- [What needs to be done]:
Gather the lines from the material that contain "this".

- [Data shown]:
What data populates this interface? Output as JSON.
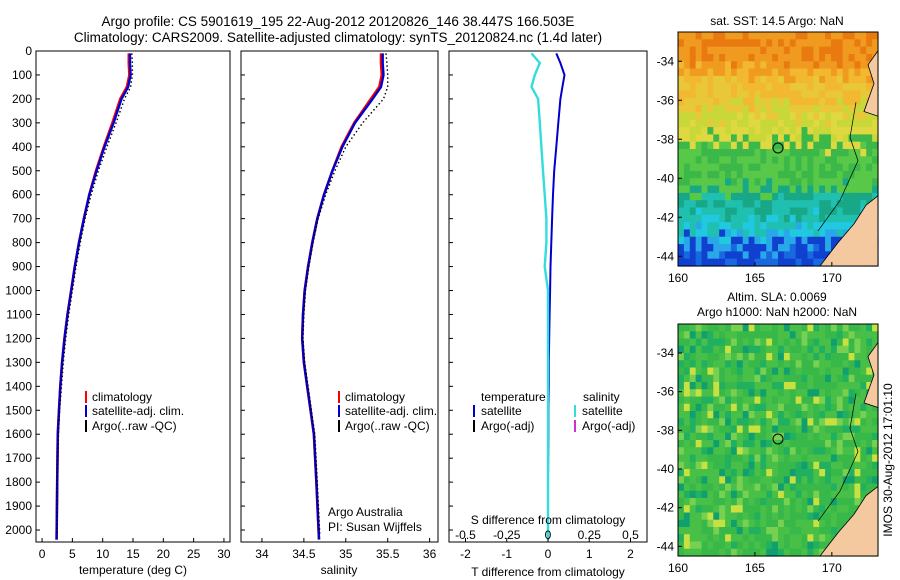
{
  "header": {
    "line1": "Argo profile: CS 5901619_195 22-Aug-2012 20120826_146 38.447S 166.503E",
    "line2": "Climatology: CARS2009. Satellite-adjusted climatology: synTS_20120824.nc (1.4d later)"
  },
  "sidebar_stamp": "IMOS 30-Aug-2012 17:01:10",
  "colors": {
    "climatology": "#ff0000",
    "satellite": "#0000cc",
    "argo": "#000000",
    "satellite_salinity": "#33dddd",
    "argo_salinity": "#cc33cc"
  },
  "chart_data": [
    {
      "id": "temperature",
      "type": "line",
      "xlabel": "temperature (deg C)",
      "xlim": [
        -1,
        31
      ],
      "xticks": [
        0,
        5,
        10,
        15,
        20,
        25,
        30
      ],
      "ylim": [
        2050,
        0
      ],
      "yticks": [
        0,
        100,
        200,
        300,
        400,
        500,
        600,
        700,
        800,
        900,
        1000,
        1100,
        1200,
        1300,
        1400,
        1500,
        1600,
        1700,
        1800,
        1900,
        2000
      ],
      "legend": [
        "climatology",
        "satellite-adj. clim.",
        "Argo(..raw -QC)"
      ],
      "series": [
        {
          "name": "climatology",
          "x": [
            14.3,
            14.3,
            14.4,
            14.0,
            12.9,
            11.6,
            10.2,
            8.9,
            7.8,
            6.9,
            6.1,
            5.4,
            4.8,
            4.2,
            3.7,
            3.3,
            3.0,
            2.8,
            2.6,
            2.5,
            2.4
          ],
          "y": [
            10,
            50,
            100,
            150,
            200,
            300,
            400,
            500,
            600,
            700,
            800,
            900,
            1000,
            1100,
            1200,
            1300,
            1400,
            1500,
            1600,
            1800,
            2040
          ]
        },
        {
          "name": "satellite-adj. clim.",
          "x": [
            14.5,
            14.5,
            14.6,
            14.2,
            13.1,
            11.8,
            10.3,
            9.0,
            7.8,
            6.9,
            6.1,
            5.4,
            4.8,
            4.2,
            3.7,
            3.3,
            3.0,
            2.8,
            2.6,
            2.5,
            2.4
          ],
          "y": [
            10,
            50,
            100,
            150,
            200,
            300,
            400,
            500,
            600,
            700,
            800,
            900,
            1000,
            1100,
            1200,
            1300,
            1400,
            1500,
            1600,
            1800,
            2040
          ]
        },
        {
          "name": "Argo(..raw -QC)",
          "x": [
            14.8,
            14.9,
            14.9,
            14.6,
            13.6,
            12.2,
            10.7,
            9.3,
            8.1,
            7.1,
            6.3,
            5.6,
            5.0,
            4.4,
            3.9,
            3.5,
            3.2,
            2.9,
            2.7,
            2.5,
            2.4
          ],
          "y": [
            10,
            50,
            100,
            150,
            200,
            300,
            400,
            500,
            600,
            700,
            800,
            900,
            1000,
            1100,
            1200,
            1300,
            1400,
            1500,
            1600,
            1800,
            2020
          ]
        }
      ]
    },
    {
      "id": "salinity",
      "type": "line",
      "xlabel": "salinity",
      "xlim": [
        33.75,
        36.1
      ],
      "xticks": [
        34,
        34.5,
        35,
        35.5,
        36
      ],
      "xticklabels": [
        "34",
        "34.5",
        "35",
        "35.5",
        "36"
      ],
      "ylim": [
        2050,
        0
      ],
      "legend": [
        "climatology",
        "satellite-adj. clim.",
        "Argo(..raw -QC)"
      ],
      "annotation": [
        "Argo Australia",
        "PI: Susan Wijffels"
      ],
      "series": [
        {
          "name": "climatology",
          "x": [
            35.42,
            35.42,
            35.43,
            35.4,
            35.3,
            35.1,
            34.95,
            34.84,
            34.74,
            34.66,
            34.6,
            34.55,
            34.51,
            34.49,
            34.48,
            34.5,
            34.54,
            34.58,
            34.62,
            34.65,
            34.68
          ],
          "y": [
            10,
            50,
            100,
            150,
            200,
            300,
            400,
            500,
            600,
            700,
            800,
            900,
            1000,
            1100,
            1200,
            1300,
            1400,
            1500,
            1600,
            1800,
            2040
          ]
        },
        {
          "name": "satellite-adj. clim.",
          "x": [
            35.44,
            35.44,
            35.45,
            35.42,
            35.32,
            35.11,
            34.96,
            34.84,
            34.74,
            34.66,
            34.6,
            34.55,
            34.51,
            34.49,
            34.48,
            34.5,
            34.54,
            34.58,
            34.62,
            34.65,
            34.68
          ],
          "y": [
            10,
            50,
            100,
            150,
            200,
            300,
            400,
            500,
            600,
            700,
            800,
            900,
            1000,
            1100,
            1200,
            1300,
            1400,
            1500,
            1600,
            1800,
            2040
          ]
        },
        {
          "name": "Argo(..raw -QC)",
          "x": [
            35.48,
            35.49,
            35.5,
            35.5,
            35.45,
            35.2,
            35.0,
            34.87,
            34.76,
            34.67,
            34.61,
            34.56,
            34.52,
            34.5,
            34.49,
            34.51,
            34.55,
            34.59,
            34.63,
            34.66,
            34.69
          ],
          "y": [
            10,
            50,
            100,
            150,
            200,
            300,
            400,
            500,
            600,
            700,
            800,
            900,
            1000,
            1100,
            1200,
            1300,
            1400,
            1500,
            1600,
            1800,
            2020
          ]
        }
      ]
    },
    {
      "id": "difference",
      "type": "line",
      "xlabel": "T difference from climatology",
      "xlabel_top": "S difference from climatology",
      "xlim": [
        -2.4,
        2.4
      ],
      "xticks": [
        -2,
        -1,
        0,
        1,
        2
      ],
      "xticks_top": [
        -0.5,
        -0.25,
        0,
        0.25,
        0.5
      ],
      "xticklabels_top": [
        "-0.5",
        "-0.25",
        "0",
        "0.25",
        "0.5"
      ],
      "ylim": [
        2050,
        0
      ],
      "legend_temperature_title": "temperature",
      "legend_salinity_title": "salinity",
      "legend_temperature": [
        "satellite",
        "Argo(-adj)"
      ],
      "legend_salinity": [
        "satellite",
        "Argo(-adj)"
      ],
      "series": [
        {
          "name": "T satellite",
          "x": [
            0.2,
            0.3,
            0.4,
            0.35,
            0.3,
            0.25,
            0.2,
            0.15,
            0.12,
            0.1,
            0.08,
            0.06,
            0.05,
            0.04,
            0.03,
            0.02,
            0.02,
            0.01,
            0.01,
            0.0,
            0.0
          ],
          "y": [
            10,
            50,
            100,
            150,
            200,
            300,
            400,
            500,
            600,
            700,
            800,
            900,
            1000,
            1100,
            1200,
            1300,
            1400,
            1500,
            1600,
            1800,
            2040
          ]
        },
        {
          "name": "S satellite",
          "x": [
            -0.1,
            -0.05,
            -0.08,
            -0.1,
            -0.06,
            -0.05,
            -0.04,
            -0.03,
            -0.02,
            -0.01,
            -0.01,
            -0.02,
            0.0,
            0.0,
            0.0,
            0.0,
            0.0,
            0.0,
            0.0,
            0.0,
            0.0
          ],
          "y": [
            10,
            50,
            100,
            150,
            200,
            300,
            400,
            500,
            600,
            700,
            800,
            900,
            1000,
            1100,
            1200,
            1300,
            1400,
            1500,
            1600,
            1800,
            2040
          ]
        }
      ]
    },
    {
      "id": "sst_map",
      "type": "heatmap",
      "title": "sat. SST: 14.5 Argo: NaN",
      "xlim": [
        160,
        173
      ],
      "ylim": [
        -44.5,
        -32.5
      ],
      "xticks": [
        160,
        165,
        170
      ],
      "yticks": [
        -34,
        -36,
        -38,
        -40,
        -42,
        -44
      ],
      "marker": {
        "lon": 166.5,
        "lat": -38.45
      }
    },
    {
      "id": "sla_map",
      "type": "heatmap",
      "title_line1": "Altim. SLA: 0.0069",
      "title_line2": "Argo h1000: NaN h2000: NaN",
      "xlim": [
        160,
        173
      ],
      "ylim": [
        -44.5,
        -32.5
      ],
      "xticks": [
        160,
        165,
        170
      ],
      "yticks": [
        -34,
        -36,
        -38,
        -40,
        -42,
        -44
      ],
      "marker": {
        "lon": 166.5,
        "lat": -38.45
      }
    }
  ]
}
...
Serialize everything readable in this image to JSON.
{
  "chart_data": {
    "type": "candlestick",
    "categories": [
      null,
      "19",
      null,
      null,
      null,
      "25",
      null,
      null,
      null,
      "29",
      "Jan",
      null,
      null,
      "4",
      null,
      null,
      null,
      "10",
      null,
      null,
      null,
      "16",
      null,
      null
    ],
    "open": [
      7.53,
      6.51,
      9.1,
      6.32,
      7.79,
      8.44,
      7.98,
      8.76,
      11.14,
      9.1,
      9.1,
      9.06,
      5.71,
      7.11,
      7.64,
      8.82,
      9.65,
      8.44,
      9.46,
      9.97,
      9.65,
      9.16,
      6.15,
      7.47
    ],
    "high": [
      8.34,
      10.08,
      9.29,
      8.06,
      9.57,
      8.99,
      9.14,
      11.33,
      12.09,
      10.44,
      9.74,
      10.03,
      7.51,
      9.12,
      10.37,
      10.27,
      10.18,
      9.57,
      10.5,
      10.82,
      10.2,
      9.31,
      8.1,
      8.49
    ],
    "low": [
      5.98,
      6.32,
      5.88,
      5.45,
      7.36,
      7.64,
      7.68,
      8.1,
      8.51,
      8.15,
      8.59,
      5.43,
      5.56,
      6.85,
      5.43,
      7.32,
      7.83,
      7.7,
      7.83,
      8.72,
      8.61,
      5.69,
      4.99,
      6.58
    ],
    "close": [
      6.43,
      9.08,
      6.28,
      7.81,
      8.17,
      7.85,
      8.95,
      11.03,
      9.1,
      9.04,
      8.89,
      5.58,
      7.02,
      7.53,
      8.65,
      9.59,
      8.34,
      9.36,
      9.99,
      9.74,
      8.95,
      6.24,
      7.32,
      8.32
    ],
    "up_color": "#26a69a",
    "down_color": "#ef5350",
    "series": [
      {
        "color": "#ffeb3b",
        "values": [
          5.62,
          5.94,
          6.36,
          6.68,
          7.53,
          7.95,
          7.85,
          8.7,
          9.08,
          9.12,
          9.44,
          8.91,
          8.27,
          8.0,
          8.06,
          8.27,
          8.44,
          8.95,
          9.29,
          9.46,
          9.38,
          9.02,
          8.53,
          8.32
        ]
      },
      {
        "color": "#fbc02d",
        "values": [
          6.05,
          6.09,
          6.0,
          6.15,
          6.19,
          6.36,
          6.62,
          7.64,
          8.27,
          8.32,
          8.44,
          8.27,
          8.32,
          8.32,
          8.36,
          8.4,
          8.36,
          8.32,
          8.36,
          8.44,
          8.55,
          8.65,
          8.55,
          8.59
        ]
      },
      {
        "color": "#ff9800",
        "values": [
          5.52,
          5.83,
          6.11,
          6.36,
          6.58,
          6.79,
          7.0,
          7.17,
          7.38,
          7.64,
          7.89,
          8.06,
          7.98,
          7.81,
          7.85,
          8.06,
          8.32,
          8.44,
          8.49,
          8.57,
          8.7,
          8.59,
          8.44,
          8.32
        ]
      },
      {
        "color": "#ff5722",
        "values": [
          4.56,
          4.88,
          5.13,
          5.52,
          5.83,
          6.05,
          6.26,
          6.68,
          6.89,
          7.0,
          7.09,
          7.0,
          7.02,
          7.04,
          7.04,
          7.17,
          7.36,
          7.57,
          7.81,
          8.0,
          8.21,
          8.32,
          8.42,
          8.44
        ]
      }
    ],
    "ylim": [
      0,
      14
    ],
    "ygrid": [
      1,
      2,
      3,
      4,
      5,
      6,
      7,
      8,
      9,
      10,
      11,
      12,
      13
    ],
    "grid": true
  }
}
...
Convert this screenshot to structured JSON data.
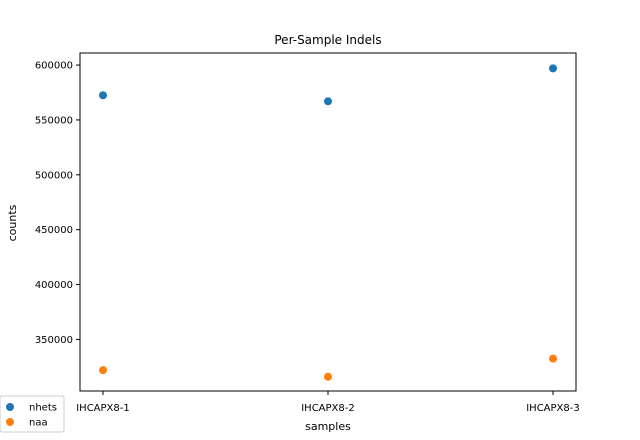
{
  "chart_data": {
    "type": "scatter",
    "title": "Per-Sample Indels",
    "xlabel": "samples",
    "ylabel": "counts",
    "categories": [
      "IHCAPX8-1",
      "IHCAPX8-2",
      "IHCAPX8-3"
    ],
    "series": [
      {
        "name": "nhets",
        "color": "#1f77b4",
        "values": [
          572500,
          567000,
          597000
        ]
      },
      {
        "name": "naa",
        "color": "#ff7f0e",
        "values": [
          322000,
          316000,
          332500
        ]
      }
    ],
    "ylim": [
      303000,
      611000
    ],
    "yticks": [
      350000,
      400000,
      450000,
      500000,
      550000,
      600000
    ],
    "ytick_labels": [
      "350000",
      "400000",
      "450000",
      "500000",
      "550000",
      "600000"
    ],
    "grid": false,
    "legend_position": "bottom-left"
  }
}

- [Solution to the exercise]:
What data populates this interface? Output as JSON.
Serialize everything readable in this image to JSON.
Convert this screenshot to structured JSON data.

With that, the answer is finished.